Problem requirements
Leave out the pictures and copy every record exactly.
------
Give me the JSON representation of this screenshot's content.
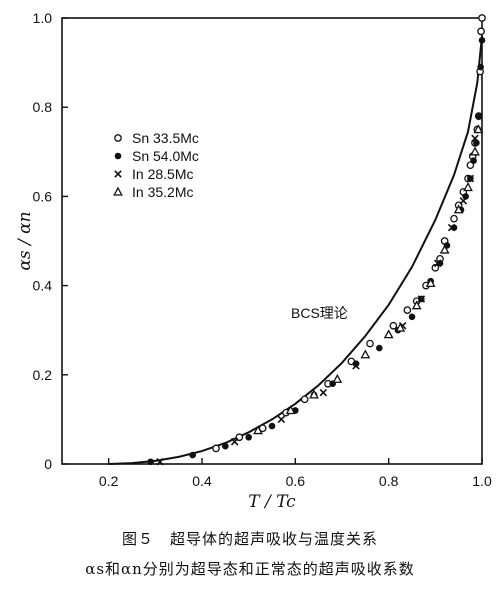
{
  "caption": {
    "line1": "图５　超导体的超声吸收与温度关系",
    "line2": "αs和αn分别为超导态和正常态的超声吸收系数"
  },
  "chart_data": {
    "type": "scatter",
    "xlabel": "T / Tc",
    "ylabel": "αs / αn",
    "xlim": [
      0.1,
      1.0
    ],
    "ylim": [
      0,
      1.0
    ],
    "xticks": [
      "0.2",
      "0.4",
      "0.6",
      "0.8",
      "1.0"
    ],
    "yticks": [
      "0",
      "0.2",
      "0.4",
      "0.6",
      "0.8",
      "1.0"
    ],
    "grid": false,
    "legend_position": "top-left",
    "annotation": "BCS理论",
    "theory_curve": {
      "label": "BCS理论",
      "x": [
        0.2,
        0.25,
        0.3,
        0.35,
        0.4,
        0.45,
        0.5,
        0.55,
        0.6,
        0.65,
        0.7,
        0.75,
        0.8,
        0.85,
        0.9,
        0.94,
        0.97,
        0.99,
        1.0
      ],
      "y": [
        0.0,
        0.002,
        0.007,
        0.016,
        0.029,
        0.047,
        0.071,
        0.1,
        0.135,
        0.177,
        0.227,
        0.287,
        0.357,
        0.442,
        0.547,
        0.648,
        0.745,
        0.855,
        0.96
      ]
    },
    "series": [
      {
        "name": "Sn 33.5Mc",
        "marker": "open-circle",
        "points": [
          [
            0.43,
            0.035
          ],
          [
            0.48,
            0.06
          ],
          [
            0.53,
            0.08
          ],
          [
            0.58,
            0.115
          ],
          [
            0.62,
            0.145
          ],
          [
            0.67,
            0.18
          ],
          [
            0.72,
            0.23
          ],
          [
            0.76,
            0.27
          ],
          [
            0.81,
            0.31
          ],
          [
            0.84,
            0.345
          ],
          [
            0.86,
            0.365
          ],
          [
            0.88,
            0.4
          ],
          [
            0.9,
            0.44
          ],
          [
            0.91,
            0.46
          ],
          [
            0.92,
            0.5
          ],
          [
            0.94,
            0.55
          ],
          [
            0.95,
            0.58
          ],
          [
            0.96,
            0.61
          ],
          [
            0.97,
            0.64
          ],
          [
            0.975,
            0.67
          ],
          [
            0.98,
            0.69
          ],
          [
            0.985,
            0.72
          ],
          [
            0.99,
            0.75
          ],
          [
            0.993,
            0.78
          ],
          [
            0.996,
            0.88
          ],
          [
            0.998,
            0.97
          ],
          [
            1.0,
            1.0
          ]
        ]
      },
      {
        "name": "Sn 54.0Mc",
        "marker": "filled-circle",
        "points": [
          [
            0.29,
            0.005
          ],
          [
            0.38,
            0.02
          ],
          [
            0.45,
            0.04
          ],
          [
            0.5,
            0.06
          ],
          [
            0.55,
            0.085
          ],
          [
            0.6,
            0.12
          ],
          [
            0.64,
            0.155
          ],
          [
            0.68,
            0.18
          ],
          [
            0.73,
            0.225
          ],
          [
            0.78,
            0.26
          ],
          [
            0.82,
            0.3
          ],
          [
            0.85,
            0.33
          ],
          [
            0.87,
            0.37
          ],
          [
            0.89,
            0.41
          ],
          [
            0.91,
            0.45
          ],
          [
            0.925,
            0.49
          ],
          [
            0.94,
            0.53
          ],
          [
            0.955,
            0.57
          ],
          [
            0.965,
            0.6
          ],
          [
            0.975,
            0.64
          ],
          [
            0.982,
            0.68
          ],
          [
            0.988,
            0.72
          ],
          [
            0.993,
            0.78
          ],
          [
            0.997,
            0.89
          ],
          [
            1.0,
            0.95
          ]
        ]
      },
      {
        "name": "In 28.5Mc",
        "marker": "cross",
        "points": [
          [
            0.31,
            0.005
          ],
          [
            0.47,
            0.05
          ],
          [
            0.57,
            0.1
          ],
          [
            0.66,
            0.16
          ],
          [
            0.73,
            0.22
          ],
          [
            0.83,
            0.31
          ],
          [
            0.87,
            0.37
          ],
          [
            0.905,
            0.45
          ],
          [
            0.935,
            0.53
          ],
          [
            0.96,
            0.59
          ],
          [
            0.975,
            0.64
          ],
          [
            0.985,
            0.73
          ]
        ]
      },
      {
        "name": "In 35.2Mc",
        "marker": "open-triangle",
        "points": [
          [
            0.52,
            0.075
          ],
          [
            0.59,
            0.12
          ],
          [
            0.64,
            0.155
          ],
          [
            0.69,
            0.19
          ],
          [
            0.75,
            0.245
          ],
          [
            0.8,
            0.29
          ],
          [
            0.825,
            0.305
          ],
          [
            0.86,
            0.355
          ],
          [
            0.89,
            0.405
          ],
          [
            0.92,
            0.48
          ],
          [
            0.95,
            0.57
          ],
          [
            0.97,
            0.62
          ],
          [
            0.985,
            0.7
          ],
          [
            0.992,
            0.75
          ]
        ]
      }
    ]
  }
}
------
Complete output
Give me the JSON representation of this screenshot's content.
{
  "caption": {
    "line1": "图５　超导体的超声吸收与温度关系",
    "line2": "αs和αn分别为超导态和正常态的超声吸收系数"
  },
  "chart_data": {
    "type": "scatter",
    "xlabel": "T / Tc",
    "ylabel": "αs / αn",
    "xlim": [
      0.1,
      1.0
    ],
    "ylim": [
      0,
      1.0
    ],
    "xticks": [
      "0.2",
      "0.4",
      "0.6",
      "0.8",
      "1.0"
    ],
    "yticks": [
      "0",
      "0.2",
      "0.4",
      "0.6",
      "0.8",
      "1.0"
    ],
    "grid": false,
    "legend_position": "top-left",
    "annotation": "BCS理论",
    "theory_curve": {
      "label": "BCS理论",
      "x": [
        0.2,
        0.25,
        0.3,
        0.35,
        0.4,
        0.45,
        0.5,
        0.55,
        0.6,
        0.65,
        0.7,
        0.75,
        0.8,
        0.85,
        0.9,
        0.94,
        0.97,
        0.99,
        1.0
      ],
      "y": [
        0.0,
        0.002,
        0.007,
        0.016,
        0.029,
        0.047,
        0.071,
        0.1,
        0.135,
        0.177,
        0.227,
        0.287,
        0.357,
        0.442,
        0.547,
        0.648,
        0.745,
        0.855,
        0.96
      ]
    },
    "series": [
      {
        "name": "Sn 33.5Mc",
        "marker": "open-circle",
        "points": [
          [
            0.43,
            0.035
          ],
          [
            0.48,
            0.06
          ],
          [
            0.53,
            0.08
          ],
          [
            0.58,
            0.115
          ],
          [
            0.62,
            0.145
          ],
          [
            0.67,
            0.18
          ],
          [
            0.72,
            0.23
          ],
          [
            0.76,
            0.27
          ],
          [
            0.81,
            0.31
          ],
          [
            0.84,
            0.345
          ],
          [
            0.86,
            0.365
          ],
          [
            0.88,
            0.4
          ],
          [
            0.9,
            0.44
          ],
          [
            0.91,
            0.46
          ],
          [
            0.92,
            0.5
          ],
          [
            0.94,
            0.55
          ],
          [
            0.95,
            0.58
          ],
          [
            0.96,
            0.61
          ],
          [
            0.97,
            0.64
          ],
          [
            0.975,
            0.67
          ],
          [
            0.98,
            0.69
          ],
          [
            0.985,
            0.72
          ],
          [
            0.99,
            0.75
          ],
          [
            0.993,
            0.78
          ],
          [
            0.996,
            0.88
          ],
          [
            0.998,
            0.97
          ],
          [
            1.0,
            1.0
          ]
        ]
      },
      {
        "name": "Sn 54.0Mc",
        "marker": "filled-circle",
        "points": [
          [
            0.29,
            0.005
          ],
          [
            0.38,
            0.02
          ],
          [
            0.45,
            0.04
          ],
          [
            0.5,
            0.06
          ],
          [
            0.55,
            0.085
          ],
          [
            0.6,
            0.12
          ],
          [
            0.64,
            0.155
          ],
          [
            0.68,
            0.18
          ],
          [
            0.73,
            0.225
          ],
          [
            0.78,
            0.26
          ],
          [
            0.82,
            0.3
          ],
          [
            0.85,
            0.33
          ],
          [
            0.87,
            0.37
          ],
          [
            0.89,
            0.41
          ],
          [
            0.91,
            0.45
          ],
          [
            0.925,
            0.49
          ],
          [
            0.94,
            0.53
          ],
          [
            0.955,
            0.57
          ],
          [
            0.965,
            0.6
          ],
          [
            0.975,
            0.64
          ],
          [
            0.982,
            0.68
          ],
          [
            0.988,
            0.72
          ],
          [
            0.993,
            0.78
          ],
          [
            0.997,
            0.89
          ],
          [
            1.0,
            0.95
          ]
        ]
      },
      {
        "name": "In 28.5Mc",
        "marker": "cross",
        "points": [
          [
            0.31,
            0.005
          ],
          [
            0.47,
            0.05
          ],
          [
            0.57,
            0.1
          ],
          [
            0.66,
            0.16
          ],
          [
            0.73,
            0.22
          ],
          [
            0.83,
            0.31
          ],
          [
            0.87,
            0.37
          ],
          [
            0.905,
            0.45
          ],
          [
            0.935,
            0.53
          ],
          [
            0.96,
            0.59
          ],
          [
            0.975,
            0.64
          ],
          [
            0.985,
            0.73
          ]
        ]
      },
      {
        "name": "In 35.2Mc",
        "marker": "open-triangle",
        "points": [
          [
            0.52,
            0.075
          ],
          [
            0.59,
            0.12
          ],
          [
            0.64,
            0.155
          ],
          [
            0.69,
            0.19
          ],
          [
            0.75,
            0.245
          ],
          [
            0.8,
            0.29
          ],
          [
            0.825,
            0.305
          ],
          [
            0.86,
            0.355
          ],
          [
            0.89,
            0.405
          ],
          [
            0.92,
            0.48
          ],
          [
            0.95,
            0.57
          ],
          [
            0.97,
            0.62
          ],
          [
            0.985,
            0.7
          ],
          [
            0.992,
            0.75
          ]
        ]
      }
    ]
  }
}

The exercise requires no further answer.